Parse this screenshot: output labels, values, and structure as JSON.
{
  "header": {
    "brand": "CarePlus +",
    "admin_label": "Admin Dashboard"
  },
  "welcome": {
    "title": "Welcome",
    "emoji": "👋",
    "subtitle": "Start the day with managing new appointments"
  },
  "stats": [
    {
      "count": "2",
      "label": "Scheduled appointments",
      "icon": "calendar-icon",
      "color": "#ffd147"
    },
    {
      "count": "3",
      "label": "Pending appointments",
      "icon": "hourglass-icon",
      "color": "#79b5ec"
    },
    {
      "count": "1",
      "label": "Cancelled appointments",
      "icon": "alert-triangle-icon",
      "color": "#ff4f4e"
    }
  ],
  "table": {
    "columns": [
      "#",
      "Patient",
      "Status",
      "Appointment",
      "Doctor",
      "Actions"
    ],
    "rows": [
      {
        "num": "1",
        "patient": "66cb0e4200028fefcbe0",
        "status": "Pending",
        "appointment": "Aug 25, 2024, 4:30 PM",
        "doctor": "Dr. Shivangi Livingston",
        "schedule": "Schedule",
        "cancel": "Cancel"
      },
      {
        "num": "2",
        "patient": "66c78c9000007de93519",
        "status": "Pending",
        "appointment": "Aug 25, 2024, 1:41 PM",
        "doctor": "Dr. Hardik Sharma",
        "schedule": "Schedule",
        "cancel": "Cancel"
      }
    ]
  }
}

____

Locate the word "icon" in the records and collect each line it appears in.

FINAL ANSWER:
      "icon": "calendar-icon",
      "icon": "hourglass-icon",
      "icon": "alert-triangle-icon",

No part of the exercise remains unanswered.